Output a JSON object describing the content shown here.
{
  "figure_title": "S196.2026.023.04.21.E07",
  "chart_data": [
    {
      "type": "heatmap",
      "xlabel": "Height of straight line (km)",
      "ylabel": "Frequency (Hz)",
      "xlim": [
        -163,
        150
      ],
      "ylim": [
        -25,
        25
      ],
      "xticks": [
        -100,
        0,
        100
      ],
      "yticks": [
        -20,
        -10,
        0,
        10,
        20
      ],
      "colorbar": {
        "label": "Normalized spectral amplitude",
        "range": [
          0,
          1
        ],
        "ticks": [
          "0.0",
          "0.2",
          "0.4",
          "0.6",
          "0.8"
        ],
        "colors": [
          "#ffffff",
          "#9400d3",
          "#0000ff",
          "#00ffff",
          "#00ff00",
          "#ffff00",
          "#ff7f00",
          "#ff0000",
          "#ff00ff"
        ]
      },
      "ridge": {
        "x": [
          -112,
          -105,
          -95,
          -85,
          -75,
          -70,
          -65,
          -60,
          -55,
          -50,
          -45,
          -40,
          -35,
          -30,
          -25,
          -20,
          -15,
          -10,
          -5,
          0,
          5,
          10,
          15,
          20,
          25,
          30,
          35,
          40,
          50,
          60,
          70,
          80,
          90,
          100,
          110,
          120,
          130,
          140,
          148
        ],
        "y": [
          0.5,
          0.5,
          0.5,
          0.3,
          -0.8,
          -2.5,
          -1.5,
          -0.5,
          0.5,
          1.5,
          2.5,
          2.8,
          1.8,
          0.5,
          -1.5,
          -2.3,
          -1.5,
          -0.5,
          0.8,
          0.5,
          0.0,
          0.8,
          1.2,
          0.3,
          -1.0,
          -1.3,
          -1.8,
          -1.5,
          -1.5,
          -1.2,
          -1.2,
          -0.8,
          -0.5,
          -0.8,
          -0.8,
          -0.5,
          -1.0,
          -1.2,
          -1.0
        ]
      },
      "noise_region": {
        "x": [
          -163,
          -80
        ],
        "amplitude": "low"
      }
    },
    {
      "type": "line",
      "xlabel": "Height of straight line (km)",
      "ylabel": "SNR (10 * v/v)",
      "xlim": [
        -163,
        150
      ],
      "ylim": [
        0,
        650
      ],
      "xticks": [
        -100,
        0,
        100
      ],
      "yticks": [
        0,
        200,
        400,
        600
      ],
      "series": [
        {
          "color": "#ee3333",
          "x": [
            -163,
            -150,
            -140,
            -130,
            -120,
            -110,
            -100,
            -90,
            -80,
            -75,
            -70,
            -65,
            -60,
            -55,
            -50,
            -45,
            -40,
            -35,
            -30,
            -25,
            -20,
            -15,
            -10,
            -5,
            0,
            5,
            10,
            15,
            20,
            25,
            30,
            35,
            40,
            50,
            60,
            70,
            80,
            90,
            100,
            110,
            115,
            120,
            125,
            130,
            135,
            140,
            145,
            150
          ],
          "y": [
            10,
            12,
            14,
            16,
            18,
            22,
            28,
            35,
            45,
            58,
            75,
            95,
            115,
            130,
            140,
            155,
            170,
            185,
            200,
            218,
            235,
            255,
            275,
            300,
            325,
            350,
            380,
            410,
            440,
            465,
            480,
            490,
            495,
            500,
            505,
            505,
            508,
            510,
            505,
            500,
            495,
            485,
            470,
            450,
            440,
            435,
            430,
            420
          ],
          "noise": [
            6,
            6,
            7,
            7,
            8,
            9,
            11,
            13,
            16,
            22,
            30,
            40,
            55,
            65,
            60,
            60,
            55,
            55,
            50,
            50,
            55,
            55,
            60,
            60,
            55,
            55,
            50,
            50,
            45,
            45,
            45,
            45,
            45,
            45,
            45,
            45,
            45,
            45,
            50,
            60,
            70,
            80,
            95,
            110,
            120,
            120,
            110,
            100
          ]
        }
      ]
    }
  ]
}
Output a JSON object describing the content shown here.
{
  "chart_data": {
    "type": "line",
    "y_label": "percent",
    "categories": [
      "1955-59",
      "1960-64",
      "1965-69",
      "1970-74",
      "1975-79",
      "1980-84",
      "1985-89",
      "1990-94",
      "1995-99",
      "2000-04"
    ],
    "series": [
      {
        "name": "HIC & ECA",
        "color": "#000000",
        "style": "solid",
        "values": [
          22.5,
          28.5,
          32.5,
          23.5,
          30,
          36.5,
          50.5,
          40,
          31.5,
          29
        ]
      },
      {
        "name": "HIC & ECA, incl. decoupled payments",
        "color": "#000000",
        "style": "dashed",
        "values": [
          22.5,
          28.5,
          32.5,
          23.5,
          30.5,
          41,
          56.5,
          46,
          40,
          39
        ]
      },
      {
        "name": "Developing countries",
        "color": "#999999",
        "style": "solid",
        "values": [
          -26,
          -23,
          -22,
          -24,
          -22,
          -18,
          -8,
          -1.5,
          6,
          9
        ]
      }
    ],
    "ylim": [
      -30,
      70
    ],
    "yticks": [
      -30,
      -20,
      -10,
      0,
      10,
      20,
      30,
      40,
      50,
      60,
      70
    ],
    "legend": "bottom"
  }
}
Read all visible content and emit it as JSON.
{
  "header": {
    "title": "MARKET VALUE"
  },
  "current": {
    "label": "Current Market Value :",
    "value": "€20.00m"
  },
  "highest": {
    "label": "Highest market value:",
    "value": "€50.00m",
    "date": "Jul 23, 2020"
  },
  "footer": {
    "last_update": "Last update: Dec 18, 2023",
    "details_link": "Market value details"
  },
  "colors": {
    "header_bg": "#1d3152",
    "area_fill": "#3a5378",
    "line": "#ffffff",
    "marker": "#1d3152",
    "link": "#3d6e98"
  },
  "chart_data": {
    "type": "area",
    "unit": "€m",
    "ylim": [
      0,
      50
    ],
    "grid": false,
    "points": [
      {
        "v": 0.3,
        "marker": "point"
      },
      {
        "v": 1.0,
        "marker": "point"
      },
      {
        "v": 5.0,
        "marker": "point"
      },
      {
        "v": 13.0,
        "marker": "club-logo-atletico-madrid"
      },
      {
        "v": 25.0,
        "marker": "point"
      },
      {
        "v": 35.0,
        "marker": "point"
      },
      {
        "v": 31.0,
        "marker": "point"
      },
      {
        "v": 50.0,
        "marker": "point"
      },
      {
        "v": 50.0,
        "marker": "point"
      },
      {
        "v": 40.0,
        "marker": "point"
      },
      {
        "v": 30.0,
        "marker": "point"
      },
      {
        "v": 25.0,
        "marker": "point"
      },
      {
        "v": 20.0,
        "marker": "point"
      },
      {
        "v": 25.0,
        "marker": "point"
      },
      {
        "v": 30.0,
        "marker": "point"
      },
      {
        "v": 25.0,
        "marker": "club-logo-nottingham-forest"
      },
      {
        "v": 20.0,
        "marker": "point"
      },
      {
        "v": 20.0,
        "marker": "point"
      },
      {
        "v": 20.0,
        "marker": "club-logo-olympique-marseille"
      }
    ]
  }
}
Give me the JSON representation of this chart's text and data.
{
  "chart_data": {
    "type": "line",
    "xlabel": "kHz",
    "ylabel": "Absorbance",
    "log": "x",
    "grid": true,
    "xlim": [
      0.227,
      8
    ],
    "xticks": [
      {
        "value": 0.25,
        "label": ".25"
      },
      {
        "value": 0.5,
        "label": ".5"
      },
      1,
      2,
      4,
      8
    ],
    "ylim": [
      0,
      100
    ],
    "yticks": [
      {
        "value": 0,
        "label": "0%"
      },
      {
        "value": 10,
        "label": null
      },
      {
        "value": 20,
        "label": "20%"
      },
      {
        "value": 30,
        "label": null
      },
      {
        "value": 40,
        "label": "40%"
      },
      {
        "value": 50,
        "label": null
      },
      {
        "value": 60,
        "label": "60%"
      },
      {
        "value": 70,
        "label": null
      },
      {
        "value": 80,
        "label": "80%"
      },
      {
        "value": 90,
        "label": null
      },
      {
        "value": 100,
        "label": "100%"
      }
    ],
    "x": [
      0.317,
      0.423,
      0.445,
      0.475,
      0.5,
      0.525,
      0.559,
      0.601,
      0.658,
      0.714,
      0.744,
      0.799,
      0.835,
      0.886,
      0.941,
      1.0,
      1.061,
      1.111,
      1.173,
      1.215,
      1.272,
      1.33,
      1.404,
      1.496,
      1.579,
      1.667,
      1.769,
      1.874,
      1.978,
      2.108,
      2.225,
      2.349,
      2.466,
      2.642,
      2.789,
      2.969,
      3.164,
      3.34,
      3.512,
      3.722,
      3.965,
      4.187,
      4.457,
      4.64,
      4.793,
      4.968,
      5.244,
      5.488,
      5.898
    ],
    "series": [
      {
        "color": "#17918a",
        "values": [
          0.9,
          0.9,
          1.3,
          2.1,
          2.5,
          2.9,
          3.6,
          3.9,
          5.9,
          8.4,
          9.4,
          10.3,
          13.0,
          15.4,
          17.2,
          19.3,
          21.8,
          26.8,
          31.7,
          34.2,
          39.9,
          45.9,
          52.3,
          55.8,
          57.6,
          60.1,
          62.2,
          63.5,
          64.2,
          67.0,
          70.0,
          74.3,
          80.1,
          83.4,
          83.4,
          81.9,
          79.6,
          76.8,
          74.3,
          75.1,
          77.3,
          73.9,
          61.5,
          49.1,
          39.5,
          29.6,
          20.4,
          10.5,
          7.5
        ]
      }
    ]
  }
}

→ Written exercise
Copy each line of the data above that holds "JSON".

→ Result for this exercise
Output a JSON object describing the content shown here.
Output a JSON object describing the content shown here.
Read all visible content and emit it as JSON.
Give me the JSON representation of this chart's text and data.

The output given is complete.